LISTED ENTRIES »
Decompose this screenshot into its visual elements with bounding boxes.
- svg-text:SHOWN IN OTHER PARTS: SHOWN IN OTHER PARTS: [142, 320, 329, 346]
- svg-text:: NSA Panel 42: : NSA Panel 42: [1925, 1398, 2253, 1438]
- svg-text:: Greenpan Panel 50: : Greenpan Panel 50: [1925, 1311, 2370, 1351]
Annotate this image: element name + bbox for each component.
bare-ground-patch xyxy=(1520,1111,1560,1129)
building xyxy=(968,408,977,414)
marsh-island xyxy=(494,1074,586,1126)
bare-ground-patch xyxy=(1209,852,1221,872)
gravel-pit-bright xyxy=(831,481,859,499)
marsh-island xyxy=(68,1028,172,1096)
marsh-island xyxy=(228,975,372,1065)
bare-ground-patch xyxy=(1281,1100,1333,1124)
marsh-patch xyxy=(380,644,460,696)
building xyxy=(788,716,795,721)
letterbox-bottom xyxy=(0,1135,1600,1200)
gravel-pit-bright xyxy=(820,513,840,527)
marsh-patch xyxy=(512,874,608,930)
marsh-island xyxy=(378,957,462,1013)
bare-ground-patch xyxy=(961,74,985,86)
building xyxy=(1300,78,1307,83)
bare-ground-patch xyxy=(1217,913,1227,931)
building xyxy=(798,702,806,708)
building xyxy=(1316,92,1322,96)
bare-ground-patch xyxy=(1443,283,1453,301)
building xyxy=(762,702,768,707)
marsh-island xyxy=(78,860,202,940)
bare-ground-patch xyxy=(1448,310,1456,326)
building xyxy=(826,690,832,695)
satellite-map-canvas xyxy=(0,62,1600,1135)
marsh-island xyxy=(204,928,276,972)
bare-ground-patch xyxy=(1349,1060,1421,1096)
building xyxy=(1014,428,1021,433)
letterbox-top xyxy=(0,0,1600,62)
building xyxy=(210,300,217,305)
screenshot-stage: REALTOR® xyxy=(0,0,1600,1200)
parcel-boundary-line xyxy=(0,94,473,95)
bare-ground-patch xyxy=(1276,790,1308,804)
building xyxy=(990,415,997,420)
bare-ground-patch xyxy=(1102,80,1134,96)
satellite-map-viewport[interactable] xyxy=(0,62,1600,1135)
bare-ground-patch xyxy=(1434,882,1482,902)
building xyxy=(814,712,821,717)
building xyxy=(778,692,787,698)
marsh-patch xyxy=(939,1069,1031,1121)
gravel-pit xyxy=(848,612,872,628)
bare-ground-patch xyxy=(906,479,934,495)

JOB »
Copy the listing above line for line, with no changes.

RESPONSE TO THIS TASK »
Decompose this screenshot into its visual elements with bounding boxes.
- svg-text:SHOWN IN OTHER PARTS: SHOWN IN OTHER PARTS: [142, 320, 329, 346]
- svg-text:: NSA Panel 42: : NSA Panel 42: [1925, 1398, 2253, 1438]
- svg-text:: Greenpan Panel 50: : Greenpan Panel 50: [1925, 1311, 2370, 1351]
Annotate this image: element name + bbox for each component.
bare-ground-patch xyxy=(1520,1111,1560,1129)
building xyxy=(968,408,977,414)
marsh-island xyxy=(494,1074,586,1126)
bare-ground-patch xyxy=(1209,852,1221,872)
gravel-pit-bright xyxy=(831,481,859,499)
marsh-island xyxy=(68,1028,172,1096)
marsh-island xyxy=(228,975,372,1065)
bare-ground-patch xyxy=(1281,1100,1333,1124)
marsh-patch xyxy=(380,644,460,696)
building xyxy=(788,716,795,721)
letterbox-bottom xyxy=(0,1135,1600,1200)
gravel-pit-bright xyxy=(820,513,840,527)
marsh-patch xyxy=(512,874,608,930)
marsh-island xyxy=(378,957,462,1013)
bare-ground-patch xyxy=(961,74,985,86)
building xyxy=(1300,78,1307,83)
bare-ground-patch xyxy=(1217,913,1227,931)
building xyxy=(798,702,806,708)
building xyxy=(1316,92,1322,96)
bare-ground-patch xyxy=(1443,283,1453,301)
building xyxy=(762,702,768,707)
marsh-island xyxy=(78,860,202,940)
bare-ground-patch xyxy=(1448,310,1456,326)
building xyxy=(826,690,832,695)
satellite-map-canvas xyxy=(0,62,1600,1135)
marsh-island xyxy=(204,928,276,972)
bare-ground-patch xyxy=(1349,1060,1421,1096)
building xyxy=(1014,428,1021,433)
letterbox-top xyxy=(0,0,1600,62)
building xyxy=(210,300,217,305)
screenshot-stage: REALTOR® xyxy=(0,0,1600,1200)
parcel-boundary-line xyxy=(0,94,473,95)
bare-ground-patch xyxy=(1276,790,1308,804)
building xyxy=(990,415,997,420)
bare-ground-patch xyxy=(1102,80,1134,96)
satellite-map-viewport[interactable] xyxy=(0,62,1600,1135)
bare-ground-patch xyxy=(1434,882,1482,902)
building xyxy=(814,712,821,717)
building xyxy=(778,692,787,698)
marsh-patch xyxy=(939,1069,1031,1121)
gravel-pit xyxy=(848,612,872,628)
bare-ground-patch xyxy=(906,479,934,495)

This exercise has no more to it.